Begin Extracted material
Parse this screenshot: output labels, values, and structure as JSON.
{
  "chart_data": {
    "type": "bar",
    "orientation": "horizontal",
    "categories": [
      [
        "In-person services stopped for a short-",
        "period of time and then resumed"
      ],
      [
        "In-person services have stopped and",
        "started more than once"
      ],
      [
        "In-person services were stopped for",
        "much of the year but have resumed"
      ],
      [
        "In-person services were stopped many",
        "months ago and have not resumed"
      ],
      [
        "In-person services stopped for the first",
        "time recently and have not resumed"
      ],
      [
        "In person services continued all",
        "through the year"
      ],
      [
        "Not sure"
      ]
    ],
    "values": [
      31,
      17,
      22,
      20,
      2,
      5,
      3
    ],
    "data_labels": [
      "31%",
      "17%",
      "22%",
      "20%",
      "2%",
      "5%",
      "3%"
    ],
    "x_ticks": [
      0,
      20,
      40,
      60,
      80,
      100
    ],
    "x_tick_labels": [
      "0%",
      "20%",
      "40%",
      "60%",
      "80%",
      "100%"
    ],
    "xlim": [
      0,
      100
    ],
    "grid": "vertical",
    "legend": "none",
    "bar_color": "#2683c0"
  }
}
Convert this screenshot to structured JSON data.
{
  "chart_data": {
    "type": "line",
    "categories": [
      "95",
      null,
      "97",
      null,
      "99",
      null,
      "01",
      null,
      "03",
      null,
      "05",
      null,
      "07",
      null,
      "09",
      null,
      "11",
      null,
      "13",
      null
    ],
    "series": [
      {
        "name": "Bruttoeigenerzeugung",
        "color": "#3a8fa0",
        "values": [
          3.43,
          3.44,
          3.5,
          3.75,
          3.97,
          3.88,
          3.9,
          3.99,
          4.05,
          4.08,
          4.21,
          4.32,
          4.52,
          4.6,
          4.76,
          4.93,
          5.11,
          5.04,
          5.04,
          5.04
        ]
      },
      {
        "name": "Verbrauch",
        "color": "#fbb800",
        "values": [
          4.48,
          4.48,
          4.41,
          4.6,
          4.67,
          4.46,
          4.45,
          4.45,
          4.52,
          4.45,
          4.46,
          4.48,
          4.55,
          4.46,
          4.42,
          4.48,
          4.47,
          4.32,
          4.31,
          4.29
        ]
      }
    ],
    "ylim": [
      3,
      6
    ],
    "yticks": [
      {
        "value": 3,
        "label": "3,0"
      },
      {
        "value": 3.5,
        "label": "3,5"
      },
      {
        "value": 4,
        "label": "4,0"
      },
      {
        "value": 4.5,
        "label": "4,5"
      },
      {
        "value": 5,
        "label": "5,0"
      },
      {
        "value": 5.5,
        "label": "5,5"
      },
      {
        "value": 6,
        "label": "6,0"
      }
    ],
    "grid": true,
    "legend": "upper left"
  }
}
End Extracted material
### [Requirement]
Extract each entry in full, exactly as given.

### [Result for this exercise]
Parse this screenshot: output labels, values, and structure as JSON.
{
  "chart_data": {
    "type": "bar",
    "orientation": "horizontal",
    "categories": [
      [
        "In-person services stopped for a short-",
        "period of time and then resumed"
      ],
      [
        "In-person services have stopped and",
        "started more than once"
      ],
      [
        "In-person services were stopped for",
        "much of the year but have resumed"
      ],
      [
        "In-person services were stopped many",
        "months ago and have not resumed"
      ],
      [
        "In-person services stopped for the first",
        "time recently and have not resumed"
      ],
      [
        "In person services continued all",
        "through the year"
      ],
      [
        "Not sure"
      ]
    ],
    "values": [
      31,
      17,
      22,
      20,
      2,
      5,
      3
    ],
    "data_labels": [
      "31%",
      "17%",
      "22%",
      "20%",
      "2%",
      "5%",
      "3%"
    ],
    "x_ticks": [
      0,
      20,
      40,
      60,
      80,
      100
    ],
    "x_tick_labels": [
      "0%",
      "20%",
      "40%",
      "60%",
      "80%",
      "100%"
    ],
    "xlim": [
      0,
      100
    ],
    "grid": "vertical",
    "legend": "none",
    "bar_color": "#2683c0"
  }
}
Convert this screenshot to structured JSON data.
{
  "chart_data": {
    "type": "line",
    "categories": [
      "95",
      null,
      "97",
      null,
      "99",
      null,
      "01",
      null,
      "03",
      null,
      "05",
      null,
      "07",
      null,
      "09",
      null,
      "11",
      null,
      "13",
      null
    ],
    "series": [
      {
        "name": "Bruttoeigenerzeugung",
        "color": "#3a8fa0",
        "values": [
          3.43,
          3.44,
          3.5,
          3.75,
          3.97,
          3.88,
          3.9,
          3.99,
          4.05,
          4.08,
          4.21,
          4.32,
          4.52,
          4.6,
          4.76,
          4.93,
          5.11,
          5.04,
          5.04,
          5.04
        ]
      },
      {
        "name": "Verbrauch",
        "color": "#fbb800",
        "values": [
          4.48,
          4.48,
          4.41,
          4.6,
          4.67,
          4.46,
          4.45,
          4.45,
          4.52,
          4.45,
          4.46,
          4.48,
          4.55,
          4.46,
          4.42,
          4.48,
          4.47,
          4.32,
          4.31,
          4.29
        ]
      }
    ],
    "ylim": [
      3,
      6
    ],
    "yticks": [
      {
        "value": 3,
        "label": "3,0"
      },
      {
        "value": 3.5,
        "label": "3,5"
      },
      {
        "value": 4,
        "label": "4,0"
      },
      {
        "value": 4.5,
        "label": "4,5"
      },
      {
        "value": 5,
        "label": "5,0"
      },
      {
        "value": 5.5,
        "label": "5,5"
      },
      {
        "value": 6,
        "label": "6,0"
      }
    ],
    "grid": true,
    "legend": "upper left"
  }
}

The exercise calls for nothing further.